In the listing below, pick out lines with "date".

[Dataset listings of figures]
>> begin

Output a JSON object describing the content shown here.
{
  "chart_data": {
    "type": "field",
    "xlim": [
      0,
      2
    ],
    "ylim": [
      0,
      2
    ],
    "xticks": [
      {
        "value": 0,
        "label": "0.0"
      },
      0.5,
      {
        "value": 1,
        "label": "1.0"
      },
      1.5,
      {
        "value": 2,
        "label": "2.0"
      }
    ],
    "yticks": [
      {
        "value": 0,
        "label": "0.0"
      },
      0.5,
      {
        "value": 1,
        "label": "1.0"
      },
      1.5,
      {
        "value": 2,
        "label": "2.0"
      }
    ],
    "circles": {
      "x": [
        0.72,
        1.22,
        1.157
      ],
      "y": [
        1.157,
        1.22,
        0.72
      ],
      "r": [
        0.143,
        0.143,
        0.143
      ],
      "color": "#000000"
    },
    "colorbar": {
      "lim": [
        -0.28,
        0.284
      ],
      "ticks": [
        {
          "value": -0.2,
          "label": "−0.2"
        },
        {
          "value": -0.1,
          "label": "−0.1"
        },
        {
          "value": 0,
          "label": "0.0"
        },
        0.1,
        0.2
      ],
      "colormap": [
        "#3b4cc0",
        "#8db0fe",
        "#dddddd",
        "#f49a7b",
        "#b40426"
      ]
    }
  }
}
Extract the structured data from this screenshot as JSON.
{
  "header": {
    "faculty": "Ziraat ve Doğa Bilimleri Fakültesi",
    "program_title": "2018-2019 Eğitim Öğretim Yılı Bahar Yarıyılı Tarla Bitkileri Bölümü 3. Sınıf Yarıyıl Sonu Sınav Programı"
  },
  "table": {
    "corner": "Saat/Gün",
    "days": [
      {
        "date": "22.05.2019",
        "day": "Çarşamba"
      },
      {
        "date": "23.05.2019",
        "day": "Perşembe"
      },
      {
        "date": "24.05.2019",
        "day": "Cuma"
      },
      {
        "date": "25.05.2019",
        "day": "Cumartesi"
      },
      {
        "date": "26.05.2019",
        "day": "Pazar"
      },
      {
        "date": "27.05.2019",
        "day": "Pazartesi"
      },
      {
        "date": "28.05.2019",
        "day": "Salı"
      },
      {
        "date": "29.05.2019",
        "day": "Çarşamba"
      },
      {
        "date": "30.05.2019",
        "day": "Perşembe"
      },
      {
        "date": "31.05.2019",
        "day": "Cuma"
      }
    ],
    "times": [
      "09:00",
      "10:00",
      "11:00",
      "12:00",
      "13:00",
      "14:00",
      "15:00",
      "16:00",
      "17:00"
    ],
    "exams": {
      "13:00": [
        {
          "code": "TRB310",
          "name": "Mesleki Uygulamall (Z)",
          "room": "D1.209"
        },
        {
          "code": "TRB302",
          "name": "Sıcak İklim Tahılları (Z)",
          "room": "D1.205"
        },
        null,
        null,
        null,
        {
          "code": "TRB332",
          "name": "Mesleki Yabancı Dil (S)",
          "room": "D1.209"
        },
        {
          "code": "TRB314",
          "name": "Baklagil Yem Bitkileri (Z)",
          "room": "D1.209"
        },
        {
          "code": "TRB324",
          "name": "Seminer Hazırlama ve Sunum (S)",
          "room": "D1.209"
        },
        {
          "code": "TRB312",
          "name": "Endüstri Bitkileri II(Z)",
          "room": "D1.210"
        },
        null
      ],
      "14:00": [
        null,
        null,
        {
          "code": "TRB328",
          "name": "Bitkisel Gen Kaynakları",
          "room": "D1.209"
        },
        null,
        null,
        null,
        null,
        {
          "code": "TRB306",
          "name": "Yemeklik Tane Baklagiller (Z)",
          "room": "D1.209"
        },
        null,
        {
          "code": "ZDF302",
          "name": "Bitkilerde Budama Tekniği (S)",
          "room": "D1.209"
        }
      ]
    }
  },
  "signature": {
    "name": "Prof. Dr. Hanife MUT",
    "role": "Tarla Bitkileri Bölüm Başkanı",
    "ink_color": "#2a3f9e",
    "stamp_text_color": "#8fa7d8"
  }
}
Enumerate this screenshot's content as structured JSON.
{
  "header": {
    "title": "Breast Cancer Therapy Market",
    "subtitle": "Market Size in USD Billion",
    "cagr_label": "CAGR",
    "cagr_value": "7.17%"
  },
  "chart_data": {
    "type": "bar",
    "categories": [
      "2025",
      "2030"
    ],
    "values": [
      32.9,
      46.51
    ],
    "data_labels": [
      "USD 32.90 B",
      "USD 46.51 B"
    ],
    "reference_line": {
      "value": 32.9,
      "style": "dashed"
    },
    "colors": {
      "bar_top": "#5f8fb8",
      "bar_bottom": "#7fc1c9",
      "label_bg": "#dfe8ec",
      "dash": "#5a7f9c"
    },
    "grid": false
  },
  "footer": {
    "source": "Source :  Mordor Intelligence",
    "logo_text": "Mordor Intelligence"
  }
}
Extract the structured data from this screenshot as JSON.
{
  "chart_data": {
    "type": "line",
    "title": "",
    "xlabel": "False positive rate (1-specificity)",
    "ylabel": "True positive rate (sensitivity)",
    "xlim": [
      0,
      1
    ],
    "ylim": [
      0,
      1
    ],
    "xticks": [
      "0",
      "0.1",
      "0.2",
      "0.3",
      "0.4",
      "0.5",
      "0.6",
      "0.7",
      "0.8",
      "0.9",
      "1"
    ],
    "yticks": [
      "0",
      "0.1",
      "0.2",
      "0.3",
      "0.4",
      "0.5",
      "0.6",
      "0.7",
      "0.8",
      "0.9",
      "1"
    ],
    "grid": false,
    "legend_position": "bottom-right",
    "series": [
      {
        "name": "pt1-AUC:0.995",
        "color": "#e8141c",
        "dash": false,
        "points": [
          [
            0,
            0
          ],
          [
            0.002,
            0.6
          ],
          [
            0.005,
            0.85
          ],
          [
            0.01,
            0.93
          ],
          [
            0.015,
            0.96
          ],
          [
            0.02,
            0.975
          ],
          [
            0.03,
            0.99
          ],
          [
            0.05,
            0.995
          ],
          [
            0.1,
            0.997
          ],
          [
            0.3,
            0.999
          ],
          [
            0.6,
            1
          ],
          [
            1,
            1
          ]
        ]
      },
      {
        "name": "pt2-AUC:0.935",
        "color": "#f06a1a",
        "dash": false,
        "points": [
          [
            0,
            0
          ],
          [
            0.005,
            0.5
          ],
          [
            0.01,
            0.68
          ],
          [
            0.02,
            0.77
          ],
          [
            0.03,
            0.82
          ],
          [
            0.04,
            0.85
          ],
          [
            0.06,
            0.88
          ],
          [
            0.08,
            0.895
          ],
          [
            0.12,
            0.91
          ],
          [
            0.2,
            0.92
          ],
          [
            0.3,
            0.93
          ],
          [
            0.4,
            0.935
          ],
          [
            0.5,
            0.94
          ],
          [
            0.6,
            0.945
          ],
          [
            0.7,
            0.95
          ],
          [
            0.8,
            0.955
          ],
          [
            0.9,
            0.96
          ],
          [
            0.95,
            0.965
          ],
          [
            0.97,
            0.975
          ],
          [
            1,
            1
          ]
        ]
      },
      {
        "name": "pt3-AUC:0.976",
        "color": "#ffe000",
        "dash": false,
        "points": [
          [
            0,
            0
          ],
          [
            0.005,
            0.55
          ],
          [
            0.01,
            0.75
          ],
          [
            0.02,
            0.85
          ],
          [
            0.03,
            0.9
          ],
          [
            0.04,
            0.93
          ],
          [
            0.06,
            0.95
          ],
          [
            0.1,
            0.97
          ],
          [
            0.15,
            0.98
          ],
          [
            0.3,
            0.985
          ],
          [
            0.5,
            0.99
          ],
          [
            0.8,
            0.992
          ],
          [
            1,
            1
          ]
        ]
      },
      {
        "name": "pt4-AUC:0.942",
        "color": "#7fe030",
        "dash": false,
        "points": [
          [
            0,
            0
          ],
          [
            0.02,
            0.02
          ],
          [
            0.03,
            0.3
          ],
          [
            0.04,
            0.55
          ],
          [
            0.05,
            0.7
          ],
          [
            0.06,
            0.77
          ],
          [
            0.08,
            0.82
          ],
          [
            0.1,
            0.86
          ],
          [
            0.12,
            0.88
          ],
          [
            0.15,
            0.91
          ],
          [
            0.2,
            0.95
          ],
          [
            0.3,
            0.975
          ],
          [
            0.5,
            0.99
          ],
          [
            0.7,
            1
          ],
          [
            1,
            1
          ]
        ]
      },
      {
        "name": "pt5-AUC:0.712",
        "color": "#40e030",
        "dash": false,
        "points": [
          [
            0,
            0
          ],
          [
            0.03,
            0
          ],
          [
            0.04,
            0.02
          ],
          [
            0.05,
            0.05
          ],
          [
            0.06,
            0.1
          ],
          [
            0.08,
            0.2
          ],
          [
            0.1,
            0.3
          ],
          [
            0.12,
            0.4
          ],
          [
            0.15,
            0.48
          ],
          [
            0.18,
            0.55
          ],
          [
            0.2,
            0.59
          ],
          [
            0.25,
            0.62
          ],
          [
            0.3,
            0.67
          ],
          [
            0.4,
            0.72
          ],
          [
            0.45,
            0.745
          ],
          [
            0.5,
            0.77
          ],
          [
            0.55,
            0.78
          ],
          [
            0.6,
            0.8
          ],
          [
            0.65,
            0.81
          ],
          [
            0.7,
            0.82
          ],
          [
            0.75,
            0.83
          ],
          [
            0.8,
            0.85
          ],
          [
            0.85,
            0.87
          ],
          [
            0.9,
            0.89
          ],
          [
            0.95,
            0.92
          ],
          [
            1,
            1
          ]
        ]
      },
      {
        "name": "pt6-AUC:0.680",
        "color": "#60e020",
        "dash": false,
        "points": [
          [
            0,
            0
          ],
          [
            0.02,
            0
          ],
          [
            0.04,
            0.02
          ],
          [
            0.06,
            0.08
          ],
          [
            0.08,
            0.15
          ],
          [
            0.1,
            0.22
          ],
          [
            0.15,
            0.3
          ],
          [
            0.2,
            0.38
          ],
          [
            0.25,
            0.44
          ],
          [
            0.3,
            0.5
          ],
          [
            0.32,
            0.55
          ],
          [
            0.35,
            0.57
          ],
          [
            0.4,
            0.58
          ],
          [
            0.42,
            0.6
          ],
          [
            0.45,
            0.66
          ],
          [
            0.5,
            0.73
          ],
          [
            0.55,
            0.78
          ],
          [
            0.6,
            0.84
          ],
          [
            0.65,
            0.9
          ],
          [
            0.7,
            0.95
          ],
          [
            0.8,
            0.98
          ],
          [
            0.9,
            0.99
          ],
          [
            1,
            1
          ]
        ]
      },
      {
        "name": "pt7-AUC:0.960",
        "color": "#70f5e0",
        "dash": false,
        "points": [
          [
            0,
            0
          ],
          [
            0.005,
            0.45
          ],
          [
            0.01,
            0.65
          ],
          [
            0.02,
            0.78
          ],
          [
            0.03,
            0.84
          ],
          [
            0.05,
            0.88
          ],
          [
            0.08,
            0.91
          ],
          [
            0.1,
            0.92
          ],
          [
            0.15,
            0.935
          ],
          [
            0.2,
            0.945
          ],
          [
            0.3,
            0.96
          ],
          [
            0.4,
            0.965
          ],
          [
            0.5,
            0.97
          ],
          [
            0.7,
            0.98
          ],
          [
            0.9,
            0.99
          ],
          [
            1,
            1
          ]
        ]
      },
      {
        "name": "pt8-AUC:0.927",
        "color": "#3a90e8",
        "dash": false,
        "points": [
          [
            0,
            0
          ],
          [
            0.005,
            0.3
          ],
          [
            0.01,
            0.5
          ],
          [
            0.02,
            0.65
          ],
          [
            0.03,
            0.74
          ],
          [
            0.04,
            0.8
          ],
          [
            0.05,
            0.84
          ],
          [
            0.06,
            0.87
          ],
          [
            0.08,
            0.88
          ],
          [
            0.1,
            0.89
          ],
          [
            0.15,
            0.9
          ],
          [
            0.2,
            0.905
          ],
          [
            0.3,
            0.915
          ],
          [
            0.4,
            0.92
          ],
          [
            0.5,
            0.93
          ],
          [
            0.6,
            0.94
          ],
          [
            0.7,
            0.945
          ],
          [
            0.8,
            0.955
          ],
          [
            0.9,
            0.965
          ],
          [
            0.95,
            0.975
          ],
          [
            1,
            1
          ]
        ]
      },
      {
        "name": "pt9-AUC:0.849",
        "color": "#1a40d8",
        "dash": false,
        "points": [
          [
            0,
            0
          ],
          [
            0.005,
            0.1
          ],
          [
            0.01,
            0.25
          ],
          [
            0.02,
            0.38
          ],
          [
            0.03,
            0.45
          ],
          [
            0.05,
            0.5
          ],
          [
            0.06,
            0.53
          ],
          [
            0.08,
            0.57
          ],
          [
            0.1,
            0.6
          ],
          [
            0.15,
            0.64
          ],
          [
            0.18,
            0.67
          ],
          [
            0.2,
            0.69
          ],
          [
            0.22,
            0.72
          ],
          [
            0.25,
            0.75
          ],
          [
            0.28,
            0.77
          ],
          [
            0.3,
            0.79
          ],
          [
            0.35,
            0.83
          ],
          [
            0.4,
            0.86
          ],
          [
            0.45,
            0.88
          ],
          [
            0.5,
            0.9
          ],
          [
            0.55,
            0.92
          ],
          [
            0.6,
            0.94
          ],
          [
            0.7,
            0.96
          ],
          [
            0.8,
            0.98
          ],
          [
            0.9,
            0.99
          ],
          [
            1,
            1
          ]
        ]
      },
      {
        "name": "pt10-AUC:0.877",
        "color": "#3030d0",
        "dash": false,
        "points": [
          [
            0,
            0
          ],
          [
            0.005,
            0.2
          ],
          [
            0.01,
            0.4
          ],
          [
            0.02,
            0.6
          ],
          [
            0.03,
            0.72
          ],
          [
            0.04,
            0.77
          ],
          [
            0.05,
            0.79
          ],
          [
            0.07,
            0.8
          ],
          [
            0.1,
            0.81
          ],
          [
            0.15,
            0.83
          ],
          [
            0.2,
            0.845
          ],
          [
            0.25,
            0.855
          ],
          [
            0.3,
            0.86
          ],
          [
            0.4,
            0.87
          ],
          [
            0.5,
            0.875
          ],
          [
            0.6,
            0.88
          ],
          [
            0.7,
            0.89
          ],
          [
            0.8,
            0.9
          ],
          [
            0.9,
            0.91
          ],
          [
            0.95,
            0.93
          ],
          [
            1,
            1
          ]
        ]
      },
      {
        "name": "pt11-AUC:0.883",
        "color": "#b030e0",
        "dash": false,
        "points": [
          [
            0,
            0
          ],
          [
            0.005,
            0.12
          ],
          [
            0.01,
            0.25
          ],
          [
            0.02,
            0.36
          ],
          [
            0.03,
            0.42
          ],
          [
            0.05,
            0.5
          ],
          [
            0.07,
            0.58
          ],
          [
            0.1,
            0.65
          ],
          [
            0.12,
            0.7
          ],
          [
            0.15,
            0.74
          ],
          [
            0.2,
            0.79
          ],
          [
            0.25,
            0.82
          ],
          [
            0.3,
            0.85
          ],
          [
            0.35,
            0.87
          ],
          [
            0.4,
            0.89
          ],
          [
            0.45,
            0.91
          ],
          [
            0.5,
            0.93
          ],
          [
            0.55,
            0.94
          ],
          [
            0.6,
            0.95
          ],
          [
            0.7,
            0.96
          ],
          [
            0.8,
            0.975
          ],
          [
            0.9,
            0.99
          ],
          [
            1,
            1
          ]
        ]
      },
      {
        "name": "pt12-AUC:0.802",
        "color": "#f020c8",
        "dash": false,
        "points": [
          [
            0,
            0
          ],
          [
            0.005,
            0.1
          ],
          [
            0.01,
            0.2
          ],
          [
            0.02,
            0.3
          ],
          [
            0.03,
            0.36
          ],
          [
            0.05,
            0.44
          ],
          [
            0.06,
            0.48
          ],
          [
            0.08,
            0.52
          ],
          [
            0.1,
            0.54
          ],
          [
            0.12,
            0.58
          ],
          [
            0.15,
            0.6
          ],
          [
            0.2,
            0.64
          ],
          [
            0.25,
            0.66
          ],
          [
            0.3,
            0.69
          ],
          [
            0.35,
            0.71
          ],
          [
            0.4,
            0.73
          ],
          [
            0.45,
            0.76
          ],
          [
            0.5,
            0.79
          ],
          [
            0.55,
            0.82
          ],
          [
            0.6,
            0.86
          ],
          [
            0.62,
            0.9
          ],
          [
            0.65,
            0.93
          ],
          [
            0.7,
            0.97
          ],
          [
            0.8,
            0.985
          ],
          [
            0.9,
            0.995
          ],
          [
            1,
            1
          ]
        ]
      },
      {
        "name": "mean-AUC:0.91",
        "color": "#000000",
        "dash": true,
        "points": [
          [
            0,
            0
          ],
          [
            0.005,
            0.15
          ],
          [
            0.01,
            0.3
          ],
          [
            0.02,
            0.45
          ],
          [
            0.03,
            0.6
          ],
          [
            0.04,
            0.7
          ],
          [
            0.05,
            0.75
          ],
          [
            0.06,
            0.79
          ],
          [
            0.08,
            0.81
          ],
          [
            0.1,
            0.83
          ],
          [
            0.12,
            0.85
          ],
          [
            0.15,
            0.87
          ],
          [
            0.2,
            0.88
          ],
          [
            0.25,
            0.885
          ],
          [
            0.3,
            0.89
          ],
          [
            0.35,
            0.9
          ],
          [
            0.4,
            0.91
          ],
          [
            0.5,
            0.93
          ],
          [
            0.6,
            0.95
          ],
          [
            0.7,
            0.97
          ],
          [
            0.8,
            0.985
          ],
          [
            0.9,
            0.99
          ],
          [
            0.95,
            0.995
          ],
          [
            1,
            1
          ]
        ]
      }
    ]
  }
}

>> end

Exercise solution
        "date": "22.05.2019",
        "date": "23.05.2019",
        "date": "24.05.2019",
        "date": "25.05.2019",
        "date": "26.05.2019",
        "date": "27.05.2019",
        "date": "28.05.2019",
        "date": "29.05.2019",
        "date": "30.05.2019",
        "date": "31.05.2019",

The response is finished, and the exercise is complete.